= Stated task =
Extract each line holding the word "Klicpera" from the entries.

(Recorded data)
>>>

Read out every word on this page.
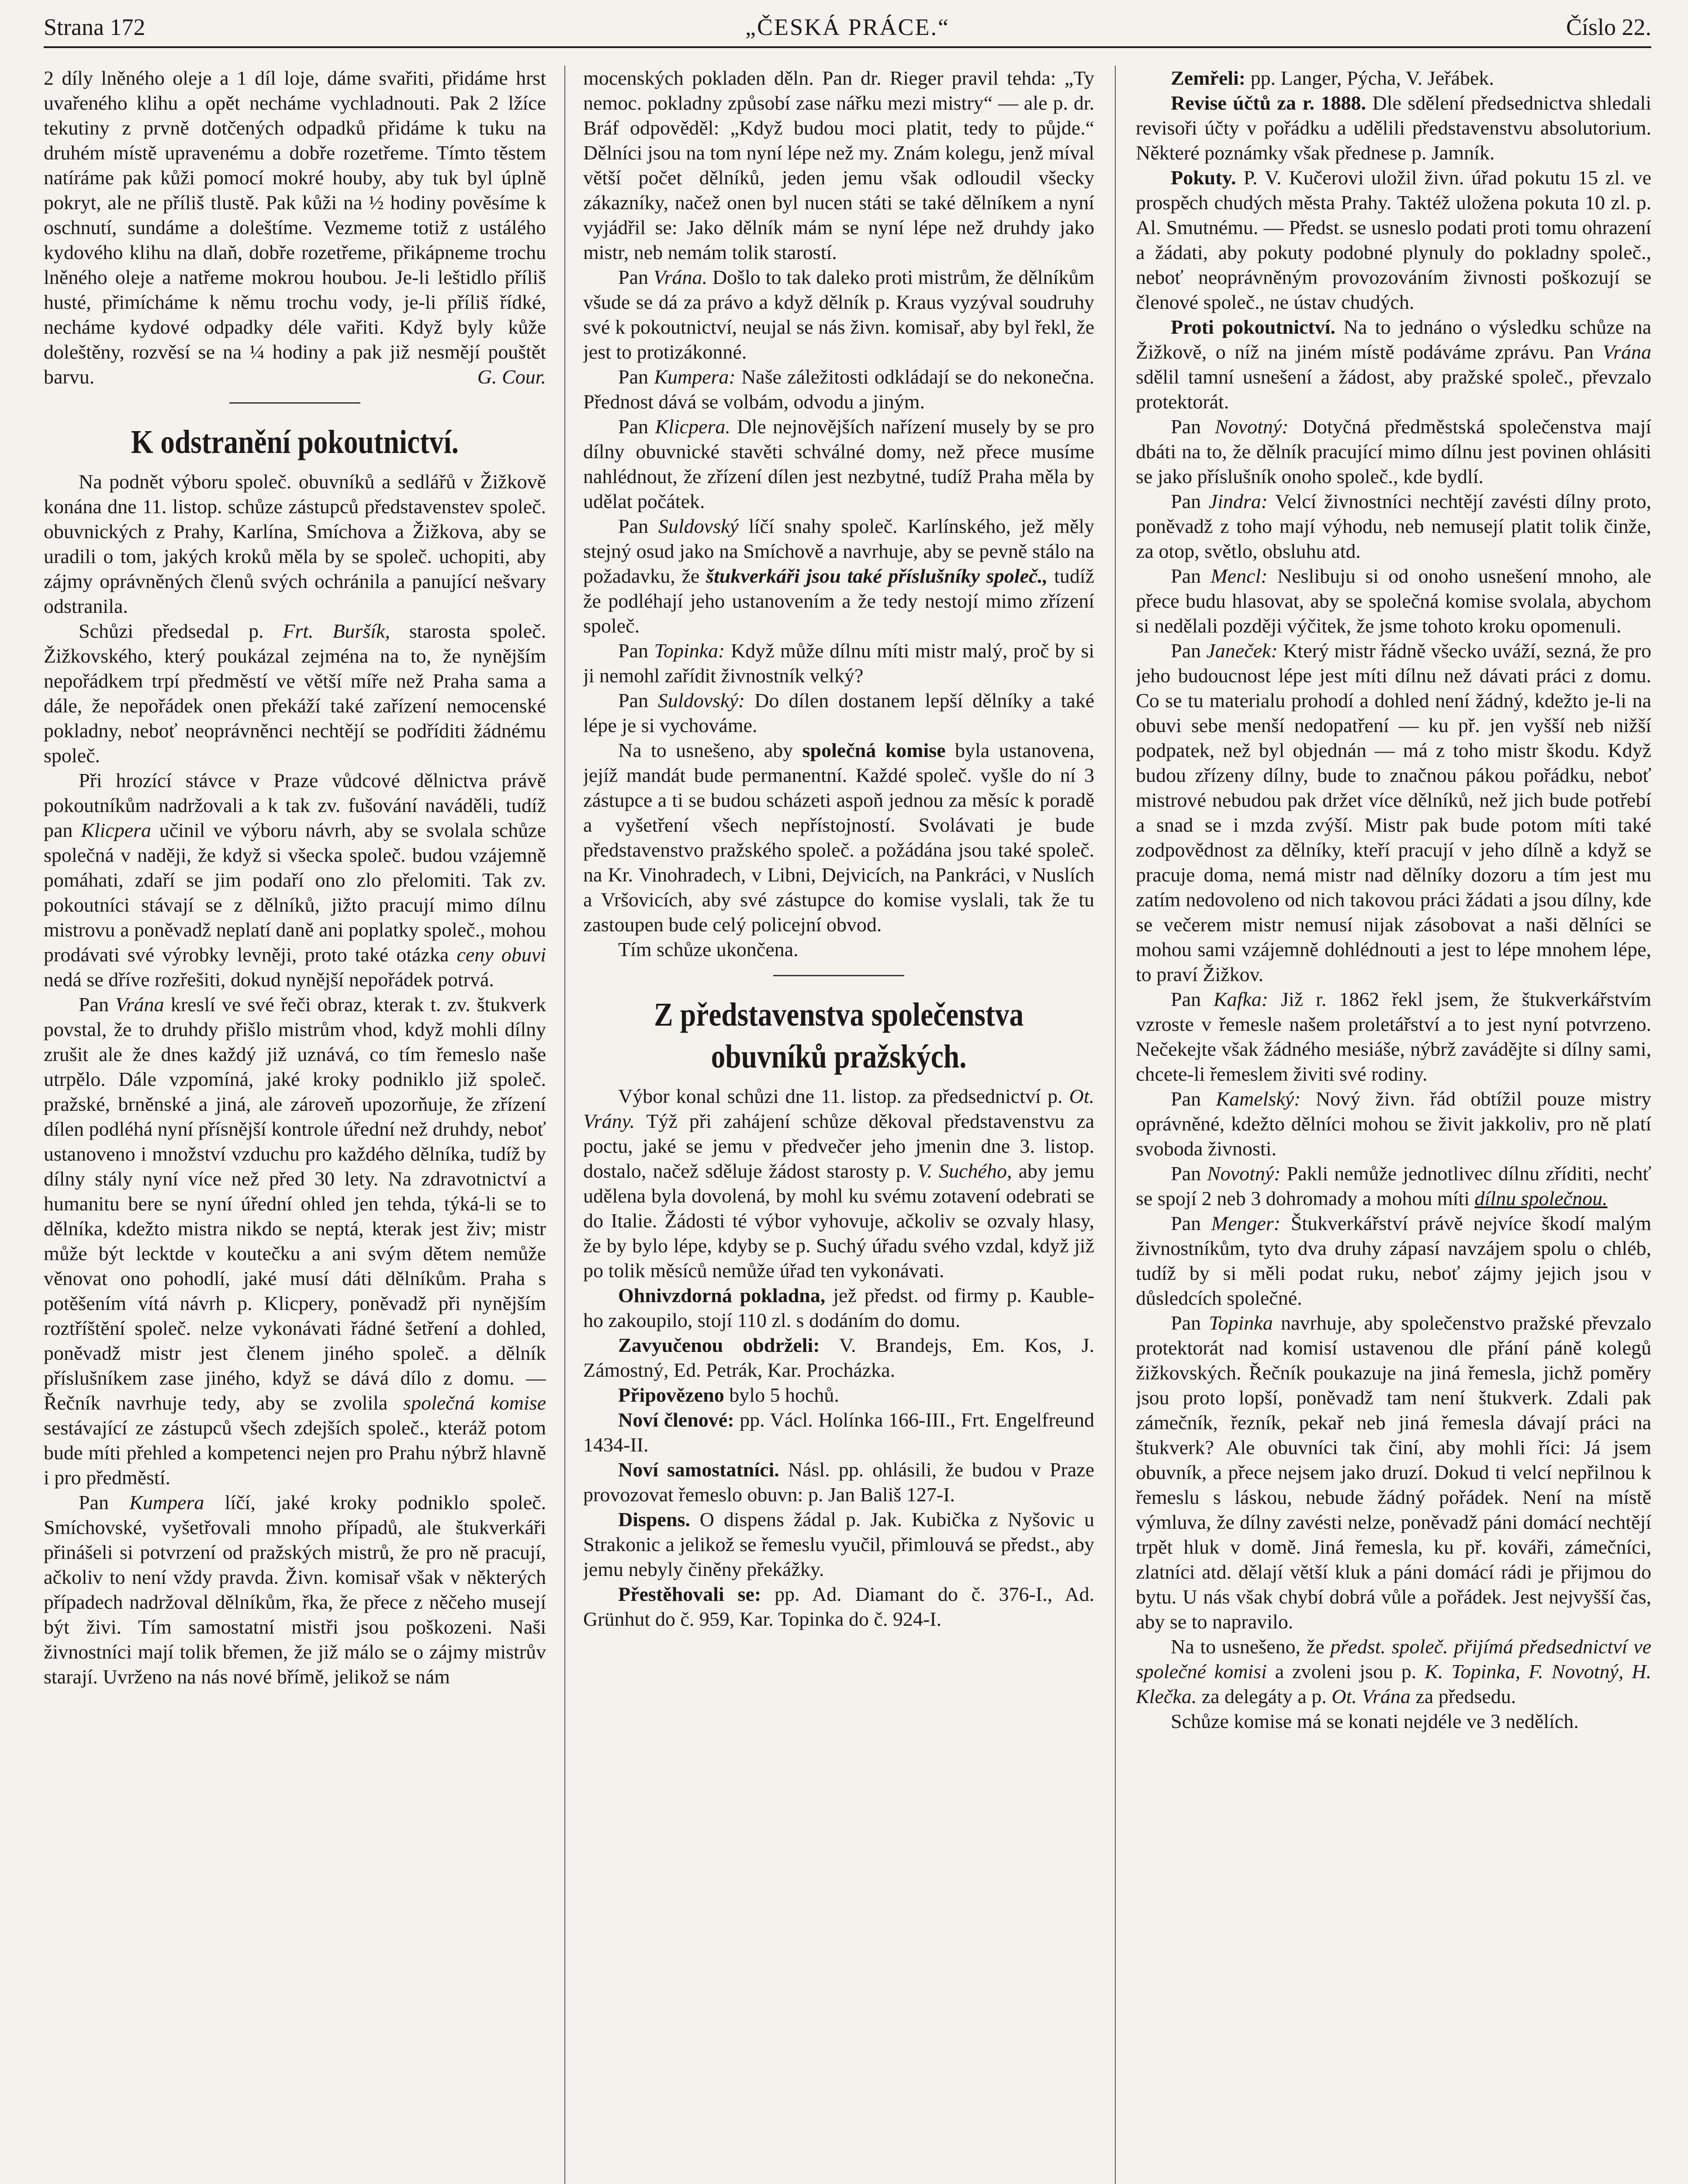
Strana 172	„ČESKÁ PRÁCE.“	Číslo 22.

2 díly lněného oleje a 1 díl loje, dáme svařiti, přidáme hrst uvařeného klihu a opět necháme vychladnouti. Pak 2 lžíce tekutiny z prvně dotčených odpadků přidáme k tuku na druhém místě upravenému a dobře rozetřeme. Tímto těstem natíráme pak kůži pomocí mokré houby, aby tuk byl úplně pokryt, ale ne příliš tlustě. Pak kůži na ½ hodiny pověsíme k oschnutí, sundáme a doleštíme. Vezmeme totiž z ustálého kydového klihu na dlaň, dobře rozetřeme, přikápneme trochu lněného oleje a natřeme mokrou houbou. Je-li leštidlo příliš husté, přimícháme k němu trochu vody, je-li příliš řídké, necháme kydové odpadky déle vařiti. Když byly kůže doleštěny, rozvěsí se na ¼ hodiny a pak již nesmějí pouštět barvu.	G. Cour.

K odstranění pokoutnictví.

Na podnět výboru společ. obuvníků a sedlářů v Žižkově konána dne 11. listop. schůze zástupců představenstev společ. obuvnických z Prahy, Karlína, Smíchova a Žižkova, aby se uradili o tom, jakých kroků měla by se společ. uchopiti, aby zájmy oprávněných členů svých ochránila a panující nešvary odstranila.

Schůzi předsedal p. Frt. Buršík, starosta společ. Žižkovského, který poukázal zejména na to, že nynějším nepořádkem trpí předměstí ve větší míře než Praha sama a dále, že nepořádek onen překáží také zařízení nemocenské pokladny, neboť neoprávněnci nechtějí se podříditi žádnému společ.

Při hrozící stávce v Praze vůdcové dělnictva právě pokoutníkům nadržovali a k tak zv. fušování naváděli, tudíž pan Klicpera učinil ve výboru návrh, aby se svolala schůze společná v naději, že když si všecka společ. budou vzájemně pomáhati, zdaří se jim podaří ono zlo přelomiti. Tak zv. pokoutníci stávají se z dělníků, jižto pracují mimo dílnu mistrovu a poněvadž neplatí daně ani poplatky společ., mohou prodávati své výrobky levněji, proto také otázka ceny obuvi nedá se dříve rozřešiti, dokud nynější nepořádek potrvá.

Pan Vrána kreslí ve své řeči obraz, kterak t. zv. štukverk povstal, že to druhdy přišlo mistrům vhod, když mohli dílny zrušit ale že dnes každý již uznává, co tím řemeslo naše utrpělo. Dále vzpomíná, jaké kroky podniklo již společ. pražské, brněnské a jiná, ale zároveň upozorňuje, že zřízení dílen podléhá nyní přísnější kontrole úřední než druhdy, neboť ustanoveno i množství vzduchu pro každého dělníka, tudíž by dílny stály nyní více než před 30 lety. Na zdravotnictví a humanitu bere se nyní úřední ohled jen tehda, týká-li se to dělníka, kdežto mistra nikdo se neptá, kterak jest živ; mistr může být lecktde v koutečku a ani svým dětem nemůže věnovat ono pohodlí, jaké musí dáti dělníkům. Praha s potěšením vítá návrh p. Klicpery, poněvadž při nynějším roztříštění společ. nelze vykonávati řádné šetření a dohled, poněvadž mistr jest členem jiného společ. a dělník příslušníkem zase jiného, když se dává dílo z domu. — Řečník navrhuje tedy, aby se zvolila společná komise sestávající ze zástupců všech zdejších společ., kteráž potom bude míti přehled a kompetenci nejen pro Prahu nýbrž hlavně i pro předměstí.

Pan Kumpera líčí, jaké kroky podniklo společ. Smíchovské, vyšetřovali mnoho případů, ale štukverkáři přinášeli si potvrzení od pražských mistrů, že pro ně pracují, ačkoliv to není vždy pravda. Živn. komisař však v některých případech nadržoval dělníkům, řka, že přece z něčeho musejí být živi. Tím samostatní mistři jsou poškozeni. Naši živnostníci mají tolik břemen, že již málo se o zájmy mistrův starají. Uvrženo na nás nové břímě, jelikož se nám

mocenských pokladen děln. Pan dr. Rieger pravil tehda: „Ty nemoc. pokladny způsobí zase nářku mezi mistry“ — ale p. dr. Bráf odpověděl: „Když budou moci platit, tedy to půjde.“ Dělníci jsou na tom nyní lépe než my. Znám kolegu, jenž míval větší počet dělníků, jeden jemu však odloudil všecky zákazníky, načež onen byl nucen státi se také dělníkem a nyní vyjádřil se: Jako dělník mám se nyní lépe než druhdy jako mistr, neb nemám tolik starostí.

Pan Vrána. Došlo to tak daleko proti mistrům, že dělníkům všude se dá za právo a když dělník p. Kraus vyzýval soudruhy své k pokoutnictví, neujal se nás živn. komisař, aby byl řekl, že jest to protizákonné.

Pan Kumpera: Naše záležitosti odkládají se do nekonečna. Přednost dává se volbám, odvodu a jiným.

Pan Klicpera. Dle nejnovějších nařízení musely by se pro dílny obuvnické stavěti schválné domy, než přece musíme nahlédnout, že zřízení dílen jest nezbytné, tudíž Praha měla by udělat počátek.

Pan Suldovský líčí snahy společ. Karlínského, jež měly stejný osud jako na Smíchově a navrhuje, aby se pevně stálo na požadavku, že štukverkáři jsou také příslušníky společ., tudíž že podléhají jeho ustanovením a že tedy nestojí mimo zřízení společ.

Pan Topinka: Když může dílnu míti mistr malý, proč by si ji nemohl zařídit živnostník velký?

Pan Suldovský: Do dílen dostanem lepší dělníky a také lépe je si vychováme.

Na to usnešeno, aby společná komise byla ustanovena, jejíž mandát bude permanentní. Každé společ. vyšle do ní 3 zástupce a ti se budou scházeti aspoň jednou za měsíc k poradě a vyšetření všech nepřístojností. Svolávati je bude představenstvo pražského společ. a požádána jsou také společ. na Kr. Vinohradech, v Libni, Dejvicích, na Pankráci, v Nuslích a Vršovicích, aby své zástupce do komise vyslali, tak že tu zastoupen bude celý policejní obvod.

Tím schůze ukončena.

Z představenstva společenstva obuvníků pražských.

Výbor konal schůzi dne 11. listop. za předsednictví p. Ot. Vrány. Týž při zahájení schůze děkoval představenstvu za poctu, jaké se jemu v předvečer jeho jmenin dne 3. listop. dostalo, načež sděluje žádost starosty p. V. Suchého, aby jemu udělena byla dovolená, by mohl ku svému zotavení odebrati se do Italie. Žádosti té výbor vyhovuje, ačkoliv se ozvaly hlasy, že by bylo lépe, kdyby se p. Suchý úřadu svého vzdal, když již po tolik měsíců nemůže úřad ten vykonávati.

Ohnivzdorná pokladna, jež předst. od firmy p. Kauble-ho zakoupilo, stojí 110 zl. s dodáním do domu.

Zavyučenou obdrželi: V. Brandejs, Em. Kos, J. Zámostný, Ed. Petrák, Kar. Procházka.

Připovězeno bylo 5 hochů.

Noví členové: pp. Václ. Holínka 166-III., Frt. Engelfreund 1434-II.

Noví samostatníci. Násl. pp. ohlásili, že budou v Praze provozovat řemeslo obuvn: p. Jan Bališ 127-I.

Dispens. O dispens žádal p. Jak. Kubička z Nyšovic u Strakonic a jelikož se řemeslu vyučil, přimlouvá se předst., aby jemu nebyly činěny překážky.

Přestěhovali se: pp. Ad. Diamant do č. 376-I., Ad. Grünhut do č. 959, Kar. Topinka do č. 924-I.

Zemřeli: pp. Langer, Pýcha, V. Jeřábek.

Revise účtů za r. 1888. Dle sdělení předsednictva shledali revisoři účty v pořádku a udělili představenstvu absolutorium. Některé poznámky však přednese p. Jamník.

Pokuty. P. V. Kučerovi uložil živn. úřad pokutu 15 zl. ve prospěch chudých města Prahy. Taktéž uložena pokuta 10 zl. p. Al. Smutnému. — Předst. se usneslo podati proti tomu ohrazení a žádati, aby pokuty podobné plynuly do pokladny společ., neboť neoprávněným provozováním živnosti poškozují se členové společ., ne ústav chudých.

Proti pokoutnictví. Na to jednáno o výsledku schůze na Žižkově, o níž na jiném místě podáváme zprávu. Pan Vrána sdělil tamní usnešení a žádost, aby pražské společ., převzalo protektorát.

Pan Novotný: Dotyčná předměstská společenstva mají dbáti na to, že dělník pracující mimo dílnu jest povinen ohlásiti se jako příslušník onoho společ., kde bydlí.

Pan Jindra: Velcí živnostníci nechtějí zavésti dílny proto, poněvadž z toho mají výhodu, neb nemusejí platit tolik činže, za otop, světlo, obsluhu atd.

Pan Mencl: Neslibuju si od onoho usnešení mnoho, ale přece budu hlasovat, aby se společná komise svolala, abychom si nedělali později výčitek, že jsme tohoto kroku opomenuli.

Pan Janeček: Který mistr řádně všecko uváží, sezná, že pro jeho budoucnost lépe jest míti dílnu než dávati práci z domu. Co se tu materialu prohodí a dohled není žádný, kdežto je-li na obuvi sebe menší nedopatření — ku př. jen vyšší neb nižší podpatek, než byl objednán — má z toho mistr škodu. Když budou zřízeny dílny, bude to značnou pákou pořádku, neboť mistrové nebudou pak držet více dělníků, než jich bude potřebí a snad se i mzda zvýší. Mistr pak bude potom míti také zodpovědnost za dělníky, kteří pracují v jeho dílně a když se pracuje doma, nemá mistr nad dělníky dozoru a tím jest mu zatím nedovoleno od nich takovou práci žádati a jsou dílny, kde se večerem mistr nemusí nijak zásobovat a naši dělníci se mohou sami vzájemně dohlédnouti a jest to lépe mnohem lépe, to praví Žižkov.

Pan Kafka: Již r. 1862 řekl jsem, že štukverkářstvím vzroste v řemesle našem proletářství a to jest nyní potvrzeno. Nečekejte však žádného mesiáše, nýbrž zavádějte si dílny sami, chcete-li řemeslem živiti své rodiny.

Pan Kamelský: Nový živn. řád obtížil pouze mistry oprávněné, kdežto dělníci mohou se živit jakkoliv, pro ně platí svoboda živnosti.

Pan Novotný: Pakli nemůže jednotlivec dílnu zříditi, nechť se spojí 2 neb 3 dohromady a mohou míti dílnu společnou.

Pan Menger: Štukverkářství právě nejvíce škodí malým živnostníkům, tyto dva druhy zápasí navzájem spolu o chléb, tudíž by si měli podat ruku, neboť zájmy jejich jsou v důsledcích společné.

Pan Topinka navrhuje, aby společenstvo pražské převzalo protektorát nad komisí ustavenou dle přání páně kolegů žižkovských. Řečník poukazuje na jiná řemesla, jichž poměry jsou proto lopší, poněvadž tam není štukverk. Zdali pak zámečník, řezník, pekař neb jiná řemesla dávají práci na štukverk? Ale obuvníci tak činí, aby mohli říci: Já jsem obuvník, a přece nejsem jako druzí. Dokud ti velcí nepřilnou k řemeslu s láskou, nebude žádný pořádek. Není na místě výmluva, že dílny zavésti nelze, poněvadž páni domácí nechtějí trpět hluk v domě. Jiná řemesla, ku př. kováři, zámečníci, zlatníci atd. dělají větší kluk a páni domácí rádi je přijmou do bytu. U nás však chybí dobrá vůle a pořádek. Jest nejvyšší čas, aby se to napravilo.

Na to usnešeno, že předst. společ. přijímá předsednictví ve společné komisi a zvoleni jsou p. K. Topinka, F. Novotný, H. Klečka. za delegáty a p. Ot. Vrána za předsedu.

Schůze komise má se konati nejdéle ve 3 nedělích.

<<<

= Exercise result =
Při hrozící stávce v Praze vůdcové dělnictva právě pokoutníkům nadržovali a k tak zv. fušování naváděli, tudíž pan Klicpera učinil ve výboru návrh, aby se svolala schůze společná v naději, že když si všecka společ. budou vzájemně pomáhati, zdaří se jim podaří ono zlo přelomiti. Tak zv. pokoutníci stávají se z dělníků, jižto pracují mimo dílnu mistrovu a poněvadž neplatí daně ani poplatky společ., mohou prodávati své výrobky levněji, proto také otázka ceny obuvi nedá se dříve rozřešiti, dokud nynější nepořádek potrvá.
Pan Klicpera. Dle nejnovějších nařízení musely by se pro dílny obuvnické stavěti schválné domy, než přece musíme nahlédnout, že zřízení dílen jest nezbytné, tudíž Praha měla by udělat počátek.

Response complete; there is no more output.